[Stored entries]

☆ ☆ ☆ ☆

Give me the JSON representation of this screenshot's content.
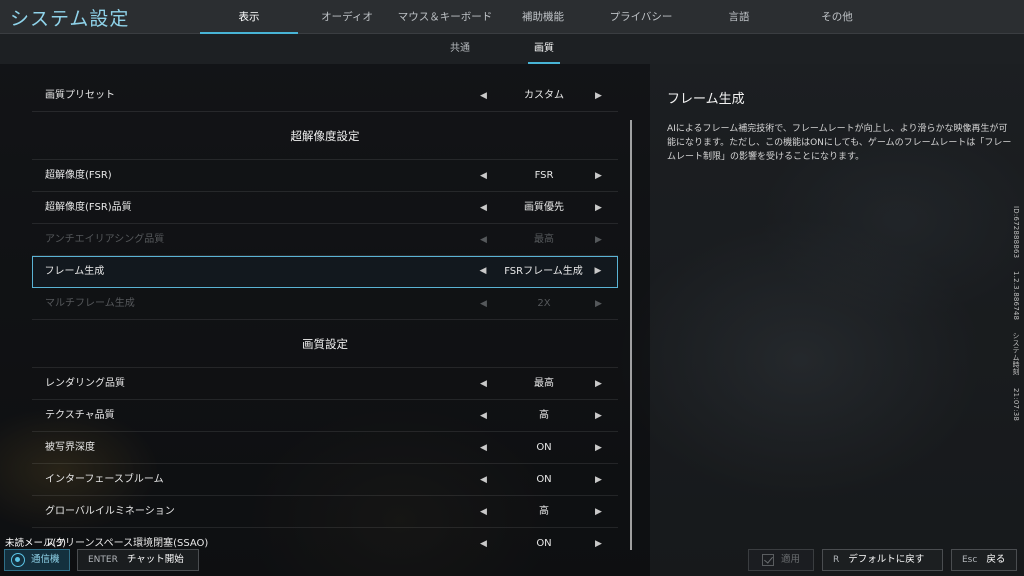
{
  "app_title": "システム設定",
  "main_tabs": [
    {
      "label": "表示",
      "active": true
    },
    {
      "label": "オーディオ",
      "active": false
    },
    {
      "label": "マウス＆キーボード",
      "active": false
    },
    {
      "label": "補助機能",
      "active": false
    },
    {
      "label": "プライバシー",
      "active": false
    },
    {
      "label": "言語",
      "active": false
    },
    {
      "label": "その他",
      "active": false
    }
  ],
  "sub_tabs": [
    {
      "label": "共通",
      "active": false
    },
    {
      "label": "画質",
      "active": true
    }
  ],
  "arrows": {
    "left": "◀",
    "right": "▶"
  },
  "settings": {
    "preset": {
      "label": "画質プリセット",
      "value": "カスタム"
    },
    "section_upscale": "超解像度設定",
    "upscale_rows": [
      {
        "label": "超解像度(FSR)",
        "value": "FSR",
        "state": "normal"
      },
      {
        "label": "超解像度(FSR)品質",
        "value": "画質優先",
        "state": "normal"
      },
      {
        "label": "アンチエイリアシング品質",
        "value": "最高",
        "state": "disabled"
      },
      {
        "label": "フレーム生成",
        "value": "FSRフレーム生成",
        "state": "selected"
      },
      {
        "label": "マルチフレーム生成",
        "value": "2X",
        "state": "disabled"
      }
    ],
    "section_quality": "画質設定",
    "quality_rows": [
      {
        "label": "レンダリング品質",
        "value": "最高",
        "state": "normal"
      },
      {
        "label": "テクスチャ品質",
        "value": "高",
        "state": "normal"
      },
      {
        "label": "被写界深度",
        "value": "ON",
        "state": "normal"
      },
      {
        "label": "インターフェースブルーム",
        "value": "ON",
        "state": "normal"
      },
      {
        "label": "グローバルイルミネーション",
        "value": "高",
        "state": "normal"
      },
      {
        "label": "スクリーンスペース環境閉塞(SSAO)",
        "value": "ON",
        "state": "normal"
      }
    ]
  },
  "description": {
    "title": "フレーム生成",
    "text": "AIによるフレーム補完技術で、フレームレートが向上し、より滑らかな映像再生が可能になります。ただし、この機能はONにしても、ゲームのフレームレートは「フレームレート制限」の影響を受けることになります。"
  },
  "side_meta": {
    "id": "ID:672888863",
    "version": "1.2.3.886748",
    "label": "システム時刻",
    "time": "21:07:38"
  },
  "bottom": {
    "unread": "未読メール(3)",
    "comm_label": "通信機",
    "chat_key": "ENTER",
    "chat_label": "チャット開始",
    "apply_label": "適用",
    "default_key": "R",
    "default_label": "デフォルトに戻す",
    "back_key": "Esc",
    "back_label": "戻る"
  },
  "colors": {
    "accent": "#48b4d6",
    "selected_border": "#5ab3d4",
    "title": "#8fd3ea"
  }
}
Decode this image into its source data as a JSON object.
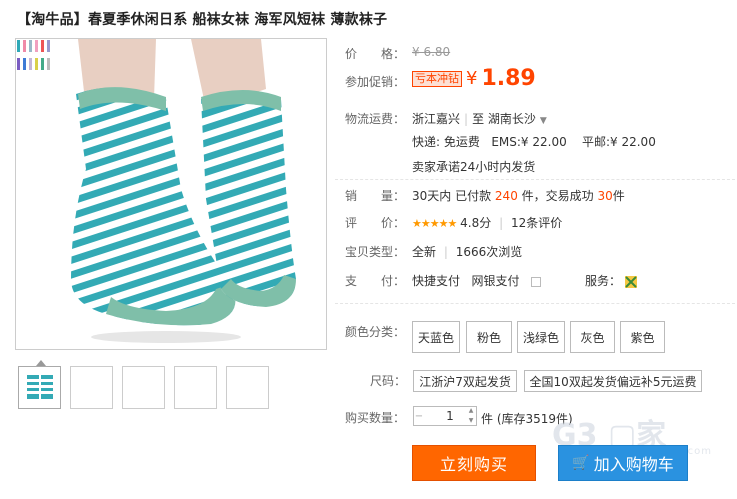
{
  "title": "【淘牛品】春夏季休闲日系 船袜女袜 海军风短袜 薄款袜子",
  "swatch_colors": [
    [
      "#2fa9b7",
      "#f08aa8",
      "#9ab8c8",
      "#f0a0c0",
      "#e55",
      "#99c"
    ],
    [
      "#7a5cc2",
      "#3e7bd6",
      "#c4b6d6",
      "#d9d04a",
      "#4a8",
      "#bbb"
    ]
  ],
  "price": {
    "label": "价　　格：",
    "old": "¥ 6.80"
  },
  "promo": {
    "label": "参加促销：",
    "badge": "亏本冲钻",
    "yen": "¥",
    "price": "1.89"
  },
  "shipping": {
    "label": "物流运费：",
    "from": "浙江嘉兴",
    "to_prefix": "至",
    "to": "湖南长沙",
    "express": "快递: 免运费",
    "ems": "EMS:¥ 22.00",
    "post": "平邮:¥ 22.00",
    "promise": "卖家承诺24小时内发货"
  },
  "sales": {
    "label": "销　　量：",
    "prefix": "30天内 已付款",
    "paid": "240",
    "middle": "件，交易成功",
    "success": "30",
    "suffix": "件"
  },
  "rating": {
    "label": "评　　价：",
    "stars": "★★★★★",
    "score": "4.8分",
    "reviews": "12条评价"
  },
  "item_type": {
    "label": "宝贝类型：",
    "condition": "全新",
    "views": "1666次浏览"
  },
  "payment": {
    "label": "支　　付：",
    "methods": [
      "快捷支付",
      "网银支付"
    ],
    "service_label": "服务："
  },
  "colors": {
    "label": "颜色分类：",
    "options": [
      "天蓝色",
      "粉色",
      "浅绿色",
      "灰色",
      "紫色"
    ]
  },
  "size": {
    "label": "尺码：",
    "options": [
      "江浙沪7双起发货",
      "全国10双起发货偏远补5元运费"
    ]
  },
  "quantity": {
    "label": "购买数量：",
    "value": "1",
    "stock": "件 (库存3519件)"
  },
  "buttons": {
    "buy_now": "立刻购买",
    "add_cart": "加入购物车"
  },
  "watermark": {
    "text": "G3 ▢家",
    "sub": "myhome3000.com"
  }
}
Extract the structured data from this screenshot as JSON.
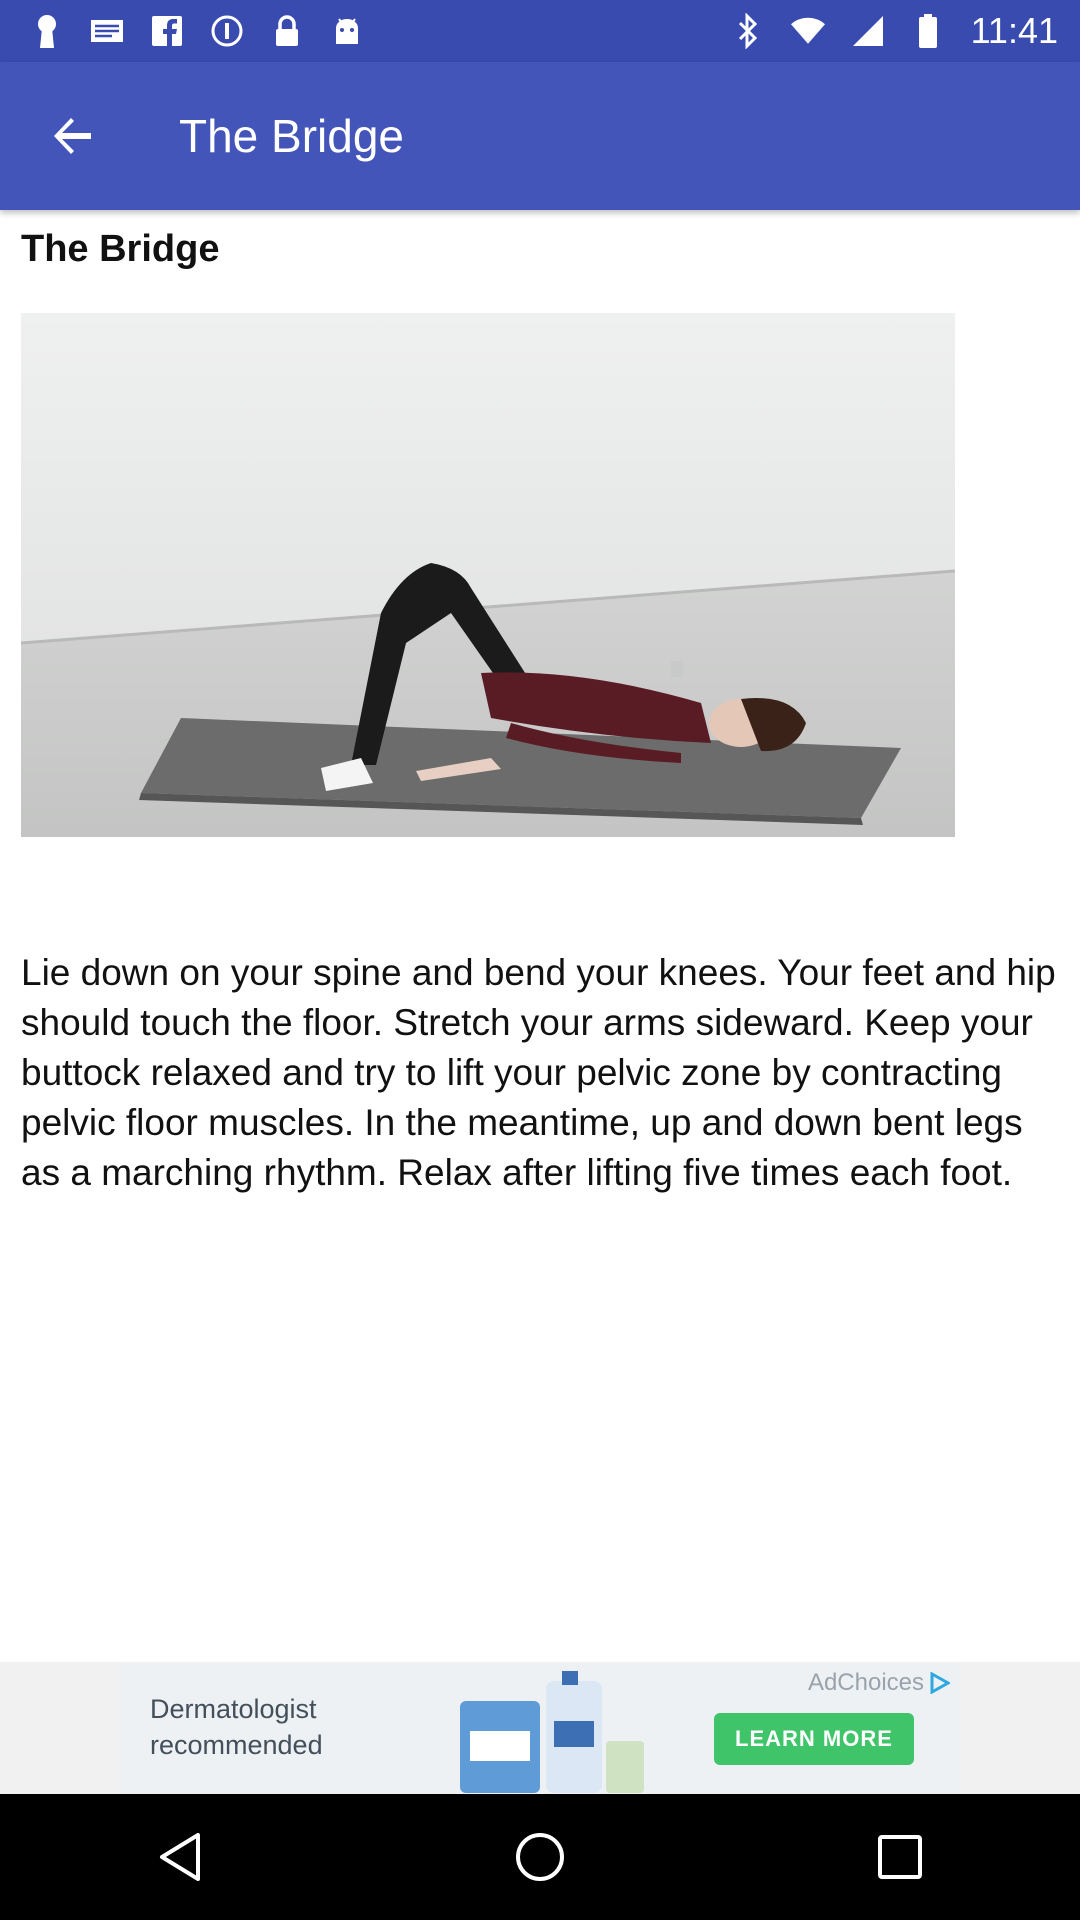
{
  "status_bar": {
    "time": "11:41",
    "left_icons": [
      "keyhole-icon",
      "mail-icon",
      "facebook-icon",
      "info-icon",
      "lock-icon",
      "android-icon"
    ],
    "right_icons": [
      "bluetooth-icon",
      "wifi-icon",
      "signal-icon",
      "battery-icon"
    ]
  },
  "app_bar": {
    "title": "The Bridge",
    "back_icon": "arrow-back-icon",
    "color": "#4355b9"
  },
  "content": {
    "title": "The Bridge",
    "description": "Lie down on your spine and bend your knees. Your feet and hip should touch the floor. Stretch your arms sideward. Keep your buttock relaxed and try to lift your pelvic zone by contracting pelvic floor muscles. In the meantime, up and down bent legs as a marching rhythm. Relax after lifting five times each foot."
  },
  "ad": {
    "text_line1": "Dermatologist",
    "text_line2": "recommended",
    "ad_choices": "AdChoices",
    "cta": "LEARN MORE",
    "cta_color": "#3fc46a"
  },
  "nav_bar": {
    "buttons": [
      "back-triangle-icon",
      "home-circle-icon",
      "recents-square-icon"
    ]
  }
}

☆ ☆ ☆ ☆

▶ [EXERCISE GOAL] Copy out all the records exactly, excluding pictures.

▶ [IN RESPONSE]
Give me the JSON representation of this screenshot's content.
{
  "app_title": "システム設定",
  "main_tabs": [
    {
      "label": "表示",
      "active": true
    },
    {
      "label": "オーディオ",
      "active": false
    },
    {
      "label": "マウス＆キーボード",
      "active": false
    },
    {
      "label": "補助機能",
      "active": false
    },
    {
      "label": "プライバシー",
      "active": false
    },
    {
      "label": "言語",
      "active": false
    },
    {
      "label": "その他",
      "active": false
    }
  ],
  "sub_tabs": [
    {
      "label": "共通",
      "active": false
    },
    {
      "label": "画質",
      "active": true
    }
  ],
  "arrows": {
    "left": "◀",
    "right": "▶"
  },
  "settings": {
    "preset": {
      "label": "画質プリセット",
      "value": "カスタム"
    },
    "section_upscale": "超解像度設定",
    "upscale_rows": [
      {
        "label": "超解像度(FSR)",
        "value": "FSR",
        "state": "normal"
      },
      {
        "label": "超解像度(FSR)品質",
        "value": "画質優先",
        "state": "normal"
      },
      {
        "label": "アンチエイリアシング品質",
        "value": "最高",
        "state": "disabled"
      },
      {
        "label": "フレーム生成",
        "value": "FSRフレーム生成",
        "state": "selected"
      },
      {
        "label": "マルチフレーム生成",
        "value": "2X",
        "state": "disabled"
      }
    ],
    "section_quality": "画質設定",
    "quality_rows": [
      {
        "label": "レンダリング品質",
        "value": "最高",
        "state": "normal"
      },
      {
        "label": "テクスチャ品質",
        "value": "高",
        "state": "normal"
      },
      {
        "label": "被写界深度",
        "value": "ON",
        "state": "normal"
      },
      {
        "label": "インターフェースブルーム",
        "value": "ON",
        "state": "normal"
      },
      {
        "label": "グローバルイルミネーション",
        "value": "高",
        "state": "normal"
      },
      {
        "label": "スクリーンスペース環境閉塞(SSAO)",
        "value": "ON",
        "state": "normal"
      }
    ]
  },
  "description": {
    "title": "フレーム生成",
    "text": "AIによるフレーム補完技術で、フレームレートが向上し、より滑らかな映像再生が可能になります。ただし、この機能はONにしても、ゲームのフレームレートは「フレームレート制限」の影響を受けることになります。"
  },
  "side_meta": {
    "id": "ID:672888863",
    "version": "1.2.3.886748",
    "label": "システム時刻",
    "time": "21:07:38"
  },
  "bottom": {
    "unread": "未読メール(3)",
    "comm_label": "通信機",
    "chat_key": "ENTER",
    "chat_label": "チャット開始",
    "apply_label": "適用",
    "default_key": "R",
    "default_label": "デフォルトに戻す",
    "back_key": "Esc",
    "back_label": "戻る"
  },
  "colors": {
    "accent": "#48b4d6",
    "selected_border": "#5ab3d4",
    "title": "#8fd3ea"
  }
}
Decode this image into its source data as a JSON object.
{
  "title": "【淘牛品】春夏季休闲日系 船袜女袜 海军风短袜 薄款袜子",
  "swatch_colors": [
    [
      "#2fa9b7",
      "#f08aa8",
      "#9ab8c8",
      "#f0a0c0",
      "#e55",
      "#99c"
    ],
    [
      "#7a5cc2",
      "#3e7bd6",
      "#c4b6d6",
      "#d9d04a",
      "#4a8",
      "#bbb"
    ]
  ],
  "price": {
    "label": "价　　格：",
    "old": "¥ 6.80"
  },
  "promo": {
    "label": "参加促销：",
    "badge": "亏本冲钻",
    "yen": "¥",
    "price": "1.89"
  },
  "shipping": {
    "label": "物流运费：",
    "from": "浙江嘉兴",
    "to_prefix": "至",
    "to": "湖南长沙",
    "express": "快递: 免运费",
    "ems": "EMS:¥ 22.00",
    "post": "平邮:¥ 22.00",
    "promise": "卖家承诺24小时内发货"
  },
  "sales": {
    "label": "销　　量：",
    "prefix": "30天内 已付款",
    "paid": "240",
    "middle": "件，交易成功",
    "success": "30",
    "suffix": "件"
  },
  "rating": {
    "label": "评　　价：",
    "stars": "★★★★★",
    "score": "4.8分",
    "reviews": "12条评价"
  },
  "item_type": {
    "label": "宝贝类型：",
    "condition": "全新",
    "views": "1666次浏览"
  },
  "payment": {
    "label": "支　　付：",
    "methods": [
      "快捷支付",
      "网银支付"
    ],
    "service_label": "服务："
  },
  "colors": {
    "label": "颜色分类：",
    "options": [
      "天蓝色",
      "粉色",
      "浅绿色",
      "灰色",
      "紫色"
    ]
  },
  "size": {
    "label": "尺码：",
    "options": [
      "江浙沪7双起发货",
      "全国10双起发货偏远补5元运费"
    ]
  },
  "quantity": {
    "label": "购买数量：",
    "value": "1",
    "stock": "件 (库存3519件)"
  },
  "buttons": {
    "buy_now": "立刻购买",
    "add_cart": "加入购物车"
  },
  "watermark": {
    "text": "G3 ▢家",
    "sub": "myhome3000.com"
  }
}
Extract the structured data from this screenshot as JSON.
{
  "status_bar": {
    "time": "11:41",
    "left_icons": [
      "keyhole-icon",
      "mail-icon",
      "facebook-icon",
      "info-icon",
      "lock-icon",
      "android-icon"
    ],
    "right_icons": [
      "bluetooth-icon",
      "wifi-icon",
      "signal-icon",
      "battery-icon"
    ]
  },
  "app_bar": {
    "title": "The Bridge",
    "back_icon": "arrow-back-icon",
    "color": "#4355b9"
  },
  "content": {
    "title": "The Bridge",
    "description": "Lie down on your spine and bend your knees. Your feet and hip should touch the floor. Stretch your arms sideward. Keep your buttock relaxed and try to lift your pelvic zone by contracting pelvic floor muscles. In the meantime, up and down bent legs as a marching rhythm. Relax after lifting five times each foot."
  },
  "ad": {
    "text_line1": "Dermatologist",
    "text_line2": "recommended",
    "ad_choices": "AdChoices",
    "cta": "LEARN MORE",
    "cta_color": "#3fc46a"
  },
  "nav_bar": {
    "buttons": [
      "back-triangle-icon",
      "home-circle-icon",
      "recents-square-icon"
    ]
  }
}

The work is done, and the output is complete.